[WHAT TO PRODUCE] In full and without alteration, repeat the material.

[Items from a dataset]
————————

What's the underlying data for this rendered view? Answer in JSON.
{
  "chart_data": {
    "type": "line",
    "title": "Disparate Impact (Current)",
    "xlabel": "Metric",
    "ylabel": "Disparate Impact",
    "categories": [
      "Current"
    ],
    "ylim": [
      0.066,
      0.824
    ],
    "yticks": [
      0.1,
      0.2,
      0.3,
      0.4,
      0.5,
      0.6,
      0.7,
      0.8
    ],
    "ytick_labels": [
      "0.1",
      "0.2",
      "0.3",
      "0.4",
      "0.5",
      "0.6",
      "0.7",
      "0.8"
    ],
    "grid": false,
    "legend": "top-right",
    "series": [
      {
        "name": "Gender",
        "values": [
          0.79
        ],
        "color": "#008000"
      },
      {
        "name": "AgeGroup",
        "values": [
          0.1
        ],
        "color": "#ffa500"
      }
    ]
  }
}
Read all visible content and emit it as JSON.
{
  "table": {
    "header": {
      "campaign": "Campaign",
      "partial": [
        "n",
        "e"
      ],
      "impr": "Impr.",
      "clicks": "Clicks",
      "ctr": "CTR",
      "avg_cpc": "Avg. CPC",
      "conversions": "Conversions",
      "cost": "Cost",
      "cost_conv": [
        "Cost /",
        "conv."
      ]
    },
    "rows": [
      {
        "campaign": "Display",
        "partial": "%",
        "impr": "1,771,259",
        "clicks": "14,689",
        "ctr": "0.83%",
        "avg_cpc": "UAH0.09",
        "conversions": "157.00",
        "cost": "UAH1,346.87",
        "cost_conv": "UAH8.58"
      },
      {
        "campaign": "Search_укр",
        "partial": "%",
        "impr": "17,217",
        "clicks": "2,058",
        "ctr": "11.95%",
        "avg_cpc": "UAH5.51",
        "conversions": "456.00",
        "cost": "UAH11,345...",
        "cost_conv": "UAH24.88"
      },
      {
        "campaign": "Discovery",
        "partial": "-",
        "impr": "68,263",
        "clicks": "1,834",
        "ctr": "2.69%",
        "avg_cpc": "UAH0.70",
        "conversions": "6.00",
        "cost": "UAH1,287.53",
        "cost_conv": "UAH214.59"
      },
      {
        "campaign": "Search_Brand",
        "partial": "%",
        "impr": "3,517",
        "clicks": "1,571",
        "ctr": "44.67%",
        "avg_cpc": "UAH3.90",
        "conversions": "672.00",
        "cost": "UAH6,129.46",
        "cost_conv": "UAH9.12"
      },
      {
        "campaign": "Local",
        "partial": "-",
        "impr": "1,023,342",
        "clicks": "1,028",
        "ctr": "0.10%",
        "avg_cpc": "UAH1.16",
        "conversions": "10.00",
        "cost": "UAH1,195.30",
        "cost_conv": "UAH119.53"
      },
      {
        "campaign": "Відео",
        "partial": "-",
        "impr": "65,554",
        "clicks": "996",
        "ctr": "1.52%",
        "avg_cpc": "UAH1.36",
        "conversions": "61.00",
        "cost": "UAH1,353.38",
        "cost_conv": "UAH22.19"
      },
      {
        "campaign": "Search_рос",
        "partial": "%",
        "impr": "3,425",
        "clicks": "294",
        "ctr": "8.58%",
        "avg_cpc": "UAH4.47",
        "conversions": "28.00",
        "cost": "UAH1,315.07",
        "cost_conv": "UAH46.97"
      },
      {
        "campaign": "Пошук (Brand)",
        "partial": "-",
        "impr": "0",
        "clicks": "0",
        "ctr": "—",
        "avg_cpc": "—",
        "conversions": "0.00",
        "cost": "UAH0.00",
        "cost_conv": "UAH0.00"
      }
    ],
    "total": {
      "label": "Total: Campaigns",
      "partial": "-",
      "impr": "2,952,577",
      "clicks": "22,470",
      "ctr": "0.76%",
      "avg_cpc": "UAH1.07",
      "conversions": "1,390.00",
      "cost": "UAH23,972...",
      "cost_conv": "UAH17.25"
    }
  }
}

————————

[WORKED SOLUTION]
What's the underlying data for this rendered view? Answer in JSON.
{
  "chart_data": {
    "type": "line",
    "title": "Disparate Impact (Current)",
    "xlabel": "Metric",
    "ylabel": "Disparate Impact",
    "categories": [
      "Current"
    ],
    "ylim": [
      0.066,
      0.824
    ],
    "yticks": [
      0.1,
      0.2,
      0.3,
      0.4,
      0.5,
      0.6,
      0.7,
      0.8
    ],
    "ytick_labels": [
      "0.1",
      "0.2",
      "0.3",
      "0.4",
      "0.5",
      "0.6",
      "0.7",
      "0.8"
    ],
    "grid": false,
    "legend": "top-right",
    "series": [
      {
        "name": "Gender",
        "values": [
          0.79
        ],
        "color": "#008000"
      },
      {
        "name": "AgeGroup",
        "values": [
          0.1
        ],
        "color": "#ffa500"
      }
    ]
  }
}
Read all visible content and emit it as JSON.
{
  "table": {
    "header": {
      "campaign": "Campaign",
      "partial": [
        "n",
        "e"
      ],
      "impr": "Impr.",
      "clicks": "Clicks",
      "ctr": "CTR",
      "avg_cpc": "Avg. CPC",
      "conversions": "Conversions",
      "cost": "Cost",
      "cost_conv": [
        "Cost /",
        "conv."
      ]
    },
    "rows": [
      {
        "campaign": "Display",
        "partial": "%",
        "impr": "1,771,259",
        "clicks": "14,689",
        "ctr": "0.83%",
        "avg_cpc": "UAH0.09",
        "conversions": "157.00",
        "cost": "UAH1,346.87",
        "cost_conv": "UAH8.58"
      },
      {
        "campaign": "Search_укр",
        "partial": "%",
        "impr": "17,217",
        "clicks": "2,058",
        "ctr": "11.95%",
        "avg_cpc": "UAH5.51",
        "conversions": "456.00",
        "cost": "UAH11,345...",
        "cost_conv": "UAH24.88"
      },
      {
        "campaign": "Discovery",
        "partial": "-",
        "impr": "68,263",
        "clicks": "1,834",
        "ctr": "2.69%",
        "avg_cpc": "UAH0.70",
        "conversions": "6.00",
        "cost": "UAH1,287.53",
        "cost_conv": "UAH214.59"
      },
      {
        "campaign": "Search_Brand",
        "partial": "%",
        "impr": "3,517",
        "clicks": "1,571",
        "ctr": "44.67%",
        "avg_cpc": "UAH3.90",
        "conversions": "672.00",
        "cost": "UAH6,129.46",
        "cost_conv": "UAH9.12"
      },
      {
        "campaign": "Local",
        "partial": "-",
        "impr": "1,023,342",
        "clicks": "1,028",
        "ctr": "0.10%",
        "avg_cpc": "UAH1.16",
        "conversions": "10.00",
        "cost": "UAH1,195.30",
        "cost_conv": "UAH119.53"
      },
      {
        "campaign": "Відео",
        "partial": "-",
        "impr": "65,554",
        "clicks": "996",
        "ctr": "1.52%",
        "avg_cpc": "UAH1.36",
        "conversions": "61.00",
        "cost": "UAH1,353.38",
        "cost_conv": "UAH22.19"
      },
      {
        "campaign": "Search_рос",
        "partial": "%",
        "impr": "3,425",
        "clicks": "294",
        "ctr": "8.58%",
        "avg_cpc": "UAH4.47",
        "conversions": "28.00",
        "cost": "UAH1,315.07",
        "cost_conv": "UAH46.97"
      },
      {
        "campaign": "Пошук (Brand)",
        "partial": "-",
        "impr": "0",
        "clicks": "0",
        "ctr": "—",
        "avg_cpc": "—",
        "conversions": "0.00",
        "cost": "UAH0.00",
        "cost_conv": "UAH0.00"
      }
    ],
    "total": {
      "label": "Total: Campaigns",
      "partial": "-",
      "impr": "2,952,577",
      "clicks": "22,470",
      "ctr": "0.76%",
      "avg_cpc": "UAH1.07",
      "conversions": "1,390.00",
      "cost": "UAH23,972...",
      "cost_conv": "UAH17.25"
    }
  }
}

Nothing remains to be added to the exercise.